» Source
Tag Archives: Japan

Global Climate Talks: G7 leaders target zero-carbon economy

Repost from The Carbon Brief

G7 leaders target zero-carbon economy

Simon Evans & Sophie Yeo, 08 Jun 2015, 17:00
Third working party at G7 summit
Third working party at G7 summit. | Bundesregierung/Kugler

Global climate talks received a symbolic boost today, as the G7 group of rich nations threw their weight behind a long-term goal of decarbonising the global economy over the course of this century.

The joint communique from the leaders of Japan, Germany, the US, UK, Canada, Italy and France reaffirms their commitment to the internationally agreed target of limiting warming to less than 2C above pre-industrial levels. It also reiterates their commitment to deep cuts in emissions by 2050.

Today’s declaration goes a step further, however, backing a long-term goal of cutting global greenhouse gas emissions at the “upper end” of 40-70% below 2010 levels by 2050 and decarbonising completely “over the course of this century”.

These milestones are broadly in line with the path to avoiding more than 2C of warming, set out by the Intergovernmental Panel on Climate Change (IPCC) last year. The IPCC said this would require “near zero emissions of carbon dioxide and other long-lived greenhouse gases by the end of the century”.

The 40-70% reduction on 2010 levels by 2050 is the range for 2C set out by research organization Climate Analytics earlier this year. It also just about reaches the 70-95% range of emissions reduction by 2050 that would be consistent with limiting warming to 1.5C. A review of whether to adopt this tougher temperature target is expected to conclude at UN climate talks in Bonn this week.

Powering up Paris?

The G7 declaration calls this year’s UN talks in Paris “crucial for the protection of the global climate” and says: “We want to provide key impetus for ambitious results”. It promises to put climate protection “at the centre of our growth agenda”.

However, the G7 nations only account for 19% of global greenhouse gas emissions. Former Australian prime minister Kevin Rudd argued recently that the larger G20 needed to drive the planned global climate deal.

As such, the good will of the G7 is hardly enough to guarantee success in Paris on its own. In the run-up to the 2009 climate talks in Copenhagen — variously described as a “failure”, “setback” or a “disaster” — the then-G8 group of leading nations said:

“We are committed to reaching a global, ambitious and comprehensive agreement in Copenhagen.”

The same 2009 G8 statement set a goal of cutting emissions by “at least” 50% by 2050 – within the 40-70% range set out by the G7 today. It said developed countries should collectively cut emissions by “80% or more” compared to 1990 levels.

G 7-group -photo
Group photo of the G7 leaders sitting together with their outreach guests on a bench. Source: Federal Government – Bundesregierung / Bergmann.

[Items in a dataset]
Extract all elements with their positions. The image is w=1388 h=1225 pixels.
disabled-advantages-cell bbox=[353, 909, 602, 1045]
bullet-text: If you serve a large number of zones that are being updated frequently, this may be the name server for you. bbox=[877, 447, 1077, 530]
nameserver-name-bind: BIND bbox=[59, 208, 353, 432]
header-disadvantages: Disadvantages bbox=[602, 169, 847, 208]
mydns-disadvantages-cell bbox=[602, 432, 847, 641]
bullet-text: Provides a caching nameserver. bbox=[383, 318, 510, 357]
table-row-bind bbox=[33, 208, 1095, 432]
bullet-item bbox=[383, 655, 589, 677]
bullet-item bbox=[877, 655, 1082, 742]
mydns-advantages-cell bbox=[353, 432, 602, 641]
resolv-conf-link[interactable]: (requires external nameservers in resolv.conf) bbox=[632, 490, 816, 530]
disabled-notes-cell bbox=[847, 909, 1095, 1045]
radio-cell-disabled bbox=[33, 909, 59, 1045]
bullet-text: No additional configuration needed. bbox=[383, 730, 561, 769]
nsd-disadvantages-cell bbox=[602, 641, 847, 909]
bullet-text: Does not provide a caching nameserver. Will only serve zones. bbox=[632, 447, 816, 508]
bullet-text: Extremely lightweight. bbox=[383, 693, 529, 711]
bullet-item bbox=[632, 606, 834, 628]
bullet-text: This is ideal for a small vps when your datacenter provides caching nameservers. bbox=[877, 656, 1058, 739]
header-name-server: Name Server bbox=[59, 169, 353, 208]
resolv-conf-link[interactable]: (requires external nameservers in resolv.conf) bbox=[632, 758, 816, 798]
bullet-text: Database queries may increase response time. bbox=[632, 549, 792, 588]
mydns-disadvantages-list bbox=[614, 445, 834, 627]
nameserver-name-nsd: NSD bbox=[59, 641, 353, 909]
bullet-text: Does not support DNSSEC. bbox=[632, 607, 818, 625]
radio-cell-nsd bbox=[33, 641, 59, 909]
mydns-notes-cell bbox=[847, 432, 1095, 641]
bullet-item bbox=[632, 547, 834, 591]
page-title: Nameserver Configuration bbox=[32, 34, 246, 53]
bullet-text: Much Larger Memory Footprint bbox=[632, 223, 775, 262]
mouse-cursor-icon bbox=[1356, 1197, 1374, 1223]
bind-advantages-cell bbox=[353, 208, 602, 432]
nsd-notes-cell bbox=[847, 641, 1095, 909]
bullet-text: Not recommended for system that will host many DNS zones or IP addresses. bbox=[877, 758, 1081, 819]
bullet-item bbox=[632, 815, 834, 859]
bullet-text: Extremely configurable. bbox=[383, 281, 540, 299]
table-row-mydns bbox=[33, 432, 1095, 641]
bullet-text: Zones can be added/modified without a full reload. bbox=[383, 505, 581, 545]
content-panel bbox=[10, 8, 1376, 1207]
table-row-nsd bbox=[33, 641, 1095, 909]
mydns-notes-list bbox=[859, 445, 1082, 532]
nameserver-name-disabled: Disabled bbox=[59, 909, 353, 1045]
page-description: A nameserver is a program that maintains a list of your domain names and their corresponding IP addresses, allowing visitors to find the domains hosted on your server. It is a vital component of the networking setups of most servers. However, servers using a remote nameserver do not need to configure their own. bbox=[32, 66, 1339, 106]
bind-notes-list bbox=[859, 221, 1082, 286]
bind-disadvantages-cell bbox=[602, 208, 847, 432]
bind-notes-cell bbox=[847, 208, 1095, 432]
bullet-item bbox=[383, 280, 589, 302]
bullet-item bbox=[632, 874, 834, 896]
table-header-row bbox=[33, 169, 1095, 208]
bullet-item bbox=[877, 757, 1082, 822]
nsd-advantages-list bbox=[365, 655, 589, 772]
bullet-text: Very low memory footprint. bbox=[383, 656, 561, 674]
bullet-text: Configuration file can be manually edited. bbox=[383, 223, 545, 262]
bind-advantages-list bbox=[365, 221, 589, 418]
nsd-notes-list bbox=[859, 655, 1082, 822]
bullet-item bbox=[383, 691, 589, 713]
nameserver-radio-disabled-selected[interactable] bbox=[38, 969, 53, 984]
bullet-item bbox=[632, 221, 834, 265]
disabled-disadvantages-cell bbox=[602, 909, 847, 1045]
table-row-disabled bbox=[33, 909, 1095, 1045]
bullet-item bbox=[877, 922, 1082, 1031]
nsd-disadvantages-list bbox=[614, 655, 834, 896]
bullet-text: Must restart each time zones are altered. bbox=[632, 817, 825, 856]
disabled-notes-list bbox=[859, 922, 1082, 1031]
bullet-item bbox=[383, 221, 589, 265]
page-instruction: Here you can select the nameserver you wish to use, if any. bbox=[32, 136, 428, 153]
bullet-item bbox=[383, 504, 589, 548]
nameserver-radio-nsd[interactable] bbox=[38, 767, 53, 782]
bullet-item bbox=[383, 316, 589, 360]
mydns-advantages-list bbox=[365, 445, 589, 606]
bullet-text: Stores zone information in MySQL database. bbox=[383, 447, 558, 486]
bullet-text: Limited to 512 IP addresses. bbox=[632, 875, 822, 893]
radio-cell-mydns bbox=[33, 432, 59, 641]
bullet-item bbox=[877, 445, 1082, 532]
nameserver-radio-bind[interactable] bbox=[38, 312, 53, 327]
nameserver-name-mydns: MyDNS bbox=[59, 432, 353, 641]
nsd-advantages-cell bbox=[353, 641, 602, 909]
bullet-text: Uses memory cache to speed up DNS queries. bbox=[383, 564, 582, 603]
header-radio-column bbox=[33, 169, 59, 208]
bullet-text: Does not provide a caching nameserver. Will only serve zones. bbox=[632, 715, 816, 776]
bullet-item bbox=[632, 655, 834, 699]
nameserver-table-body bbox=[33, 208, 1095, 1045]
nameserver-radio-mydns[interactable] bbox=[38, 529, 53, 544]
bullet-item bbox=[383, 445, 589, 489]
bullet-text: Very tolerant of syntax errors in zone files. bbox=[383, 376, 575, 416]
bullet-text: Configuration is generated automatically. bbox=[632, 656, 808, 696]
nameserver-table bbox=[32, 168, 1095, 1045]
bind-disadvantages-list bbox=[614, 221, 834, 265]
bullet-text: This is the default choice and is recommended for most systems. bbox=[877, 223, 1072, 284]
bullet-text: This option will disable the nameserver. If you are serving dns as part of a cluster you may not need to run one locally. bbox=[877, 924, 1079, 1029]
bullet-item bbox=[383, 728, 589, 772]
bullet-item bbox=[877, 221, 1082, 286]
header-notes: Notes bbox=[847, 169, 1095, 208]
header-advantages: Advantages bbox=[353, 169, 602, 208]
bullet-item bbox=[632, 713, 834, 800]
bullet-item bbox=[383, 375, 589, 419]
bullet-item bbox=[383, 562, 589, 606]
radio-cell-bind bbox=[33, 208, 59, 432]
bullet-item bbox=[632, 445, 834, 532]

» Set task
Using the article on the G7 climate goals, answer these:
(a) What percentage of global greenhouse gas emissions do the G7 nations account for?
(b) Which research organization set out the 40-70% range for 2C?
(c) By how much did the 2009 G8 statement aim to cut emissions by 2050?
The lines above were taken from a different source.

» Output for this exercise
(a) 19%
(b) Climate Analytics
(c) By "at least" 50%